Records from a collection
↓↓↓

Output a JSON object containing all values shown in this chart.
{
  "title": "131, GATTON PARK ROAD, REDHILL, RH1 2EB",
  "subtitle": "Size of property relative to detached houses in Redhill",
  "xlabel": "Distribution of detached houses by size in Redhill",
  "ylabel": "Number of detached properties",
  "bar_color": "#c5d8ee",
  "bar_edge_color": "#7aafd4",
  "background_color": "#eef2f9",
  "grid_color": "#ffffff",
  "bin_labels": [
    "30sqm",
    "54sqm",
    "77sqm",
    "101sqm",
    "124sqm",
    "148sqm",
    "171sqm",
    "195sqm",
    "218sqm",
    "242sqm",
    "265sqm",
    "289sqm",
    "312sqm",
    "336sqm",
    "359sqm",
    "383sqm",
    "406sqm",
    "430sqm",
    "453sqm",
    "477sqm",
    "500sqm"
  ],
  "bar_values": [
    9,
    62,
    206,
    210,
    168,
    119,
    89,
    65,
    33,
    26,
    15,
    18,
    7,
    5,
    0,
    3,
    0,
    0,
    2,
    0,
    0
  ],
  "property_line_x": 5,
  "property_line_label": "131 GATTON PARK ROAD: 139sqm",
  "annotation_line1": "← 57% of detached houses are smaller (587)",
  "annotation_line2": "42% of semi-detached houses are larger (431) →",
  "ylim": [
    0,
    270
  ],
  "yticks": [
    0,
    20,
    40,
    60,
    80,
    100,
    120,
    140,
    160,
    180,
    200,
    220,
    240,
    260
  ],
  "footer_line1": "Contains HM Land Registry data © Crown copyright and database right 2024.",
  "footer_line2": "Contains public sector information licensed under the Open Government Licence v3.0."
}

↑↑↑
↓↓↓

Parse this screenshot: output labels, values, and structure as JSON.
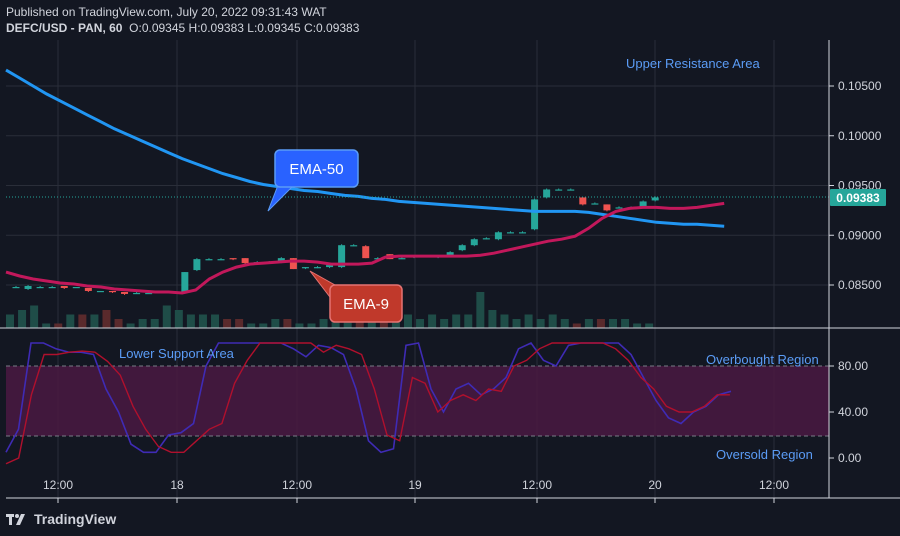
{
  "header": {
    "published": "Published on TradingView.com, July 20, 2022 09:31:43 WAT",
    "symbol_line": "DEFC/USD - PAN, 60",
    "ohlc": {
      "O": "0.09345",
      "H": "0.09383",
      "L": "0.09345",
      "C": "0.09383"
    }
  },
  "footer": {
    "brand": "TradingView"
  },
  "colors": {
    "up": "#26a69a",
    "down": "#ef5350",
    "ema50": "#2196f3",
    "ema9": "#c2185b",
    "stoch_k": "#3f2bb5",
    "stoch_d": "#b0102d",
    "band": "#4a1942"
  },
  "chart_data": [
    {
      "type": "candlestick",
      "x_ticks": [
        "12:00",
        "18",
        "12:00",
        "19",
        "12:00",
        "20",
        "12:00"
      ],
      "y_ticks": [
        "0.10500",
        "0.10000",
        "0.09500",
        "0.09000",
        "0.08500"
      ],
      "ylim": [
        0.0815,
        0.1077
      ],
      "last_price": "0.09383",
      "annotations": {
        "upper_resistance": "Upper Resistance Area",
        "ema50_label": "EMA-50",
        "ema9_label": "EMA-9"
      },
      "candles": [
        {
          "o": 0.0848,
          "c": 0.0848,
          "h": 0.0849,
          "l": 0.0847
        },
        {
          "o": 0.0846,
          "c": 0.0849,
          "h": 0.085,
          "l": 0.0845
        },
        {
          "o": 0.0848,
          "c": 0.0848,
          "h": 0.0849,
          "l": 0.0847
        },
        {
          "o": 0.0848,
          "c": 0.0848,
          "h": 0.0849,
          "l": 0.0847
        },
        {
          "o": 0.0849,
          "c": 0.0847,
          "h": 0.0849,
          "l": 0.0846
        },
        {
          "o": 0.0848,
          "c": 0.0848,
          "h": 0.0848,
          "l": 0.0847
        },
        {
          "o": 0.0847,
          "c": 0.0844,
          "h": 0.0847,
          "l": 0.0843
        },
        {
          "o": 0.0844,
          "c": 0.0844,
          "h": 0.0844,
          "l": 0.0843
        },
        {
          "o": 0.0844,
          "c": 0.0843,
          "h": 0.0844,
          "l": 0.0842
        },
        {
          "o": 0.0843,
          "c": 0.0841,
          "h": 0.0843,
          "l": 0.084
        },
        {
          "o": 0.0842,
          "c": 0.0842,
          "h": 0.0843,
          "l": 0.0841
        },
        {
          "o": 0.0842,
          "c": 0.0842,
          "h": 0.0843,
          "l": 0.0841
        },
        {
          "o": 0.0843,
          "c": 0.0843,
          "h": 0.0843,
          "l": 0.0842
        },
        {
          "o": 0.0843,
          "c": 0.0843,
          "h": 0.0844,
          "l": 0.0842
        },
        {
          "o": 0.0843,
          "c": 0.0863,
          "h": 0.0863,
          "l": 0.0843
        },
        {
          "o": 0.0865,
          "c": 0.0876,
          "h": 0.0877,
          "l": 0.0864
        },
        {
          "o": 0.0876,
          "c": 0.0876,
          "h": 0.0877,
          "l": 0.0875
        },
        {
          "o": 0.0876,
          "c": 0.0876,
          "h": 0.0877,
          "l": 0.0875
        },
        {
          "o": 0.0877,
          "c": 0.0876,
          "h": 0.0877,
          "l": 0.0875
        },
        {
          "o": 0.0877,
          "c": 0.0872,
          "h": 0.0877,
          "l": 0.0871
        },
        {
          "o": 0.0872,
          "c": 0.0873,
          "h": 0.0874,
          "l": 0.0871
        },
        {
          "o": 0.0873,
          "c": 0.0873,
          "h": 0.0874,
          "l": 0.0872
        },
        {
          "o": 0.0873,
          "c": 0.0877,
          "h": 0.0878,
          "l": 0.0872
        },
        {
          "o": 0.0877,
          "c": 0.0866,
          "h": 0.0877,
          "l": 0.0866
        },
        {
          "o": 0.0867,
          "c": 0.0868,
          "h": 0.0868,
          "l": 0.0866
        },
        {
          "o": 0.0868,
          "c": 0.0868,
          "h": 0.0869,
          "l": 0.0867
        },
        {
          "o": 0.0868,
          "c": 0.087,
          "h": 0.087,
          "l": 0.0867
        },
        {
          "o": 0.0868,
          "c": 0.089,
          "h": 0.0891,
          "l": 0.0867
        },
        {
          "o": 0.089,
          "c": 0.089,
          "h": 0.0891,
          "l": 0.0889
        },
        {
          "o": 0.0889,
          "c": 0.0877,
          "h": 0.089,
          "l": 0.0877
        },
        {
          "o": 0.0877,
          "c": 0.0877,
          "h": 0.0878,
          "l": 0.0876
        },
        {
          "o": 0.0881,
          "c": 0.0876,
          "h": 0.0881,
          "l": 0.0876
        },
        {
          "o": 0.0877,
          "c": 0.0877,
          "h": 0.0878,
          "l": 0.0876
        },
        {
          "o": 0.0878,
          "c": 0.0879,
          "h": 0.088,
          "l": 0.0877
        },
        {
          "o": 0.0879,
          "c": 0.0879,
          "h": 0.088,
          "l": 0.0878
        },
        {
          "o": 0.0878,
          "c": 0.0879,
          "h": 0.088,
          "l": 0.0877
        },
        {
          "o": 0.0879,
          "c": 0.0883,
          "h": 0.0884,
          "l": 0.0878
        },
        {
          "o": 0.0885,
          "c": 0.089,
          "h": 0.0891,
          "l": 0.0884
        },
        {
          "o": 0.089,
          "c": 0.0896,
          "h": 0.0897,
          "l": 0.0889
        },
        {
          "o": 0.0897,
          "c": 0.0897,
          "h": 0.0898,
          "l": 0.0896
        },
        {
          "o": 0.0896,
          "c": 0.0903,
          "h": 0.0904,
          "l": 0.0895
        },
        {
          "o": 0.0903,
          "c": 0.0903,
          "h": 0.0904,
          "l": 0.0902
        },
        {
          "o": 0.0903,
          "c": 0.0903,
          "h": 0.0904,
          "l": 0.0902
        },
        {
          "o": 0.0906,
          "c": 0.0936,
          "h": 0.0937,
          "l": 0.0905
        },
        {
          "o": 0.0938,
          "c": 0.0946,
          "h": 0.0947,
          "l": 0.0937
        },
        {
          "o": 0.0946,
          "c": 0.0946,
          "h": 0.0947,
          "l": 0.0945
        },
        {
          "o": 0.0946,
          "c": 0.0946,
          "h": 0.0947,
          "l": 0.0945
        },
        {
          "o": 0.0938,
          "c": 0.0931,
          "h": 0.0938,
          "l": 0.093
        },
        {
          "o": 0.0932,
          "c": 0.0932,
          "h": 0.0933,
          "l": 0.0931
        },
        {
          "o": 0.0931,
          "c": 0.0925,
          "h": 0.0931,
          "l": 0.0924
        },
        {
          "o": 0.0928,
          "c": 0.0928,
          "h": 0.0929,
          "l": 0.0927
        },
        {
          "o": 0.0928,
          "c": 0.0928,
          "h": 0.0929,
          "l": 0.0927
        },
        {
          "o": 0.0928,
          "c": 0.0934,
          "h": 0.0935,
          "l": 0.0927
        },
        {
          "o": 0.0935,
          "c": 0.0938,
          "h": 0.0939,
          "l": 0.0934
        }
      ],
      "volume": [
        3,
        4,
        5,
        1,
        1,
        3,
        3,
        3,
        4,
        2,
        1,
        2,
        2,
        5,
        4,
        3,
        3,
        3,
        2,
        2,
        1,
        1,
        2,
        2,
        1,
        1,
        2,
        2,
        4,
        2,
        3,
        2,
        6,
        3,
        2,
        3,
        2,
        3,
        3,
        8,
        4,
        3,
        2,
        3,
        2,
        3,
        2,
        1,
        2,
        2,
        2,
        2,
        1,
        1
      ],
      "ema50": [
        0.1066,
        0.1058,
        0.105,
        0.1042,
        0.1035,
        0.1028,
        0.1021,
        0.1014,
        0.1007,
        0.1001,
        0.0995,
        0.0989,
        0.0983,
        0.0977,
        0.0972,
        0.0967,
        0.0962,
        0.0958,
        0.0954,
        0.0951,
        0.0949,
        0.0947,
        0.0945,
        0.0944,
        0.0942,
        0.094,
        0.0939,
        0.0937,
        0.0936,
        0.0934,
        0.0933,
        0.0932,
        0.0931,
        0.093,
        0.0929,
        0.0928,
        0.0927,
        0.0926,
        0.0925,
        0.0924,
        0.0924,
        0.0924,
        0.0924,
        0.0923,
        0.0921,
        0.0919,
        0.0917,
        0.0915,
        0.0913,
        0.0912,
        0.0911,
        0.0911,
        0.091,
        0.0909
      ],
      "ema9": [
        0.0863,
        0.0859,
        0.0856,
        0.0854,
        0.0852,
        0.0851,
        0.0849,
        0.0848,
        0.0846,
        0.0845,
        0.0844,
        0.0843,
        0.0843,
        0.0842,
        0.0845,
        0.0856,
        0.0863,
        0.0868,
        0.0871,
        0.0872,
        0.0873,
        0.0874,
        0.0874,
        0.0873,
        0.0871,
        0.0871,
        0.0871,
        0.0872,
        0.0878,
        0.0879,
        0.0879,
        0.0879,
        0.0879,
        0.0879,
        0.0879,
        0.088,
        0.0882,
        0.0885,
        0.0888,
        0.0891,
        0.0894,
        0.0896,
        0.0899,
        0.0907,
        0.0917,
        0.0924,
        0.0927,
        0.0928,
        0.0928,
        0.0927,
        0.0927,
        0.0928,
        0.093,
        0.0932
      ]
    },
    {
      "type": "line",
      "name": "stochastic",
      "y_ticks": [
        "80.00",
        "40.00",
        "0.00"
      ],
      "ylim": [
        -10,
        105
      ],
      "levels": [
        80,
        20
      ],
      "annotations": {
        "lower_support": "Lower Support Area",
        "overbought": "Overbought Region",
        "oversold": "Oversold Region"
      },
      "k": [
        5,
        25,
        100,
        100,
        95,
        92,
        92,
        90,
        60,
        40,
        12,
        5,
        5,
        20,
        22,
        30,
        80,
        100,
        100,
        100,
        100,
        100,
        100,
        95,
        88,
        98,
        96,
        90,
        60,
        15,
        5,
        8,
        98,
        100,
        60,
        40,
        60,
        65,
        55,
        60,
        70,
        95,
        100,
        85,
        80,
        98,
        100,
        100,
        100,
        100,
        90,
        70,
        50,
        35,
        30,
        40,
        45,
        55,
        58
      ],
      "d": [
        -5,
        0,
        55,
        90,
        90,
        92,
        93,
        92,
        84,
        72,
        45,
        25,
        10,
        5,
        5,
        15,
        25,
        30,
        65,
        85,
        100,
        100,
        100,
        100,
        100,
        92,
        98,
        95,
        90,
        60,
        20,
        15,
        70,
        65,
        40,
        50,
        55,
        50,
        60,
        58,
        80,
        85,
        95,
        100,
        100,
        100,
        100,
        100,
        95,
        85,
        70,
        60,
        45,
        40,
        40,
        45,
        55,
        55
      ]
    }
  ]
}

↑↑↑

Objective
From the listing, copy each line containing the word "houses".

Full output
  "subtitle": "Size of property relative to detached houses in Redhill",
  "xlabel": "Distribution of detached houses by size in Redhill",
  "annotation_line1": "← 57% of detached houses are smaller (587)",
  "annotation_line2": "42% of semi-detached houses are larger (431) →",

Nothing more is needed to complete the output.